======== QUOTED TEXT ========

CMPE 281 - Team Hackathon Project

Project Journal - Team SharkHead

Members:

• Sunny Udhani
• Akshat Shah
• Viraj Upadhyay
• Mandipsinh Gohil
• Manikant Prasad

Important Links

• Sprint Task Sheet
• Team Kanban Board

Project idea:

Cash App prototype

Cash App is a seamless way to send money to anyone using just their email address. There are no middlemen to slow down the transaction, which is immediate. The functionalities are as follows:

It consists of various modules such as Sign up, Log in, Add money, Withdraw money and Send money. The users are able to choose their unique Cash App id on registration.

Project Architecture Diagram:

The front-end is developed in React which is hosted on Heroku. The back-end developed using NodeJS is divided in two ec2 instances, to split the functionalities. The login and signup functionality runs on one node and the transaction in another. Each of the functionalities are connected to each member's GO API which allows it to interact with the redis database in each cluster. The sessions are maintained in MongoDB on mLabs. Load balancers are added to make the system scalable.

CAP Theorem

Distributed systems are characterized by exchanging state over high-latency or unreliable links. The system must be robust to both node and network failure if it is to operate reliably--however, not all systems satisfy the safety invariants we'd like. IP networks may arbitrarily drop, delay, reorder, or duplicate messages send between nodes--so many distributed systems use TCP to prevent reordered and duplicate messages.

========

WORK TO COMPLETE —
[a] From the project journal, copy the passage between "Important Links" and "id on registration.", inclusive, word for word.
[b] According to the project journal, where are the sessions maintained?
[c] Write the next part of the project journal on the Cash App prototype, picking up after its final sentence.

======== GIVEN DATA ========

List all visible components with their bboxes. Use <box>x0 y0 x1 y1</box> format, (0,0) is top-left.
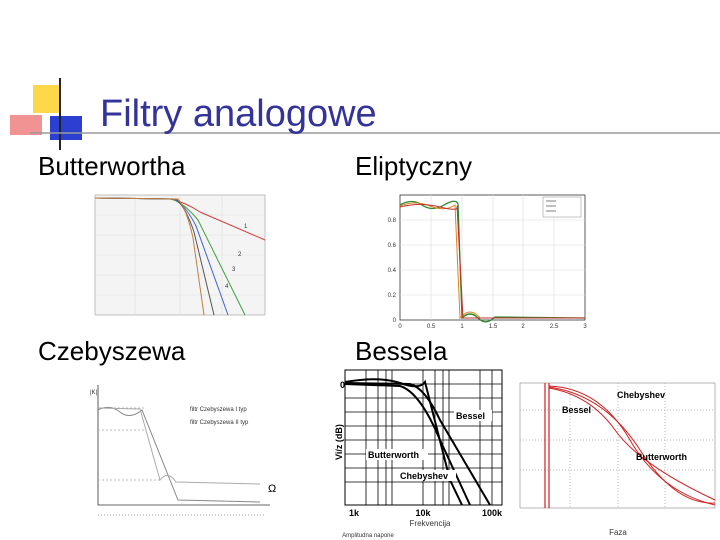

========

ANSWERS FOR THE TASKS —
[a]
Important Links

• Sprint Task Sheet
• Team Kanban Board

Project idea:

Cash App prototype

Cash App is a seamless way to send money to anyone using just their email address. There are no middlemen to slow down the transaction, which is immediate. The functionalities are as follows:

It consists of various modules such as Sign up, Log in, Add money, Withdraw money and Send money. The users are able to choose their unique Cash App id on registration.

[b] In MongoDB on mLabs.

[c]
However, TCP/IP is still fundamentally asynchronous: the network may arbitrarily delay messages, and connections may drop at any time. Moreover, failure detection is unreliable: it may be impossible to determine whether a node has died, the network connection has dropped, or things are just slower than expected. This type of failure - where messages are arbitrarily delayed or dropped--is called a network partition. Partitions can occur in production networks for a variety of reasons: GC pressure, NIC failure, switch firmware bugs, misconfiguration, congestion, or backhoes, to name a few.

Given that partitions occur, the CAP theorem restricts the maximally achievable guarantees of distributed systems. When messages are dropped, "consistent" (CP) systems preserve linearizability by rejecting some requests on some nodes. "Available" (AP) systems can handle requests on all nodes, but must sacrifice linearizability: different nodes can disagree about the order in which operations took place. Systems can be both consistent and available when the network is healthy, but since real networks partition, there are no fully CA systems.

---

Redis

Redis is a data structure server, typically deployed as a shared heap. Since it runs on one single-threaded server, it offers linearizable consistency by default: all operations happen in a single, well-defined order.

Redis also offers asynchronous primary->secondary replication. A single server is chosen as the primary, which can accept writes. It relays its state changes to secondary servers, which follow along. Asynchronous, in this context, means that clients do not block while the primary replicates a given operation - the write will "eventually" arrive on the secondaries.

MongoDB

MongoDB actually is a trade-off between C, A and P, depending on both database/driver configuration and type of disaster: here's a visual recap, and below a more detailed explanation.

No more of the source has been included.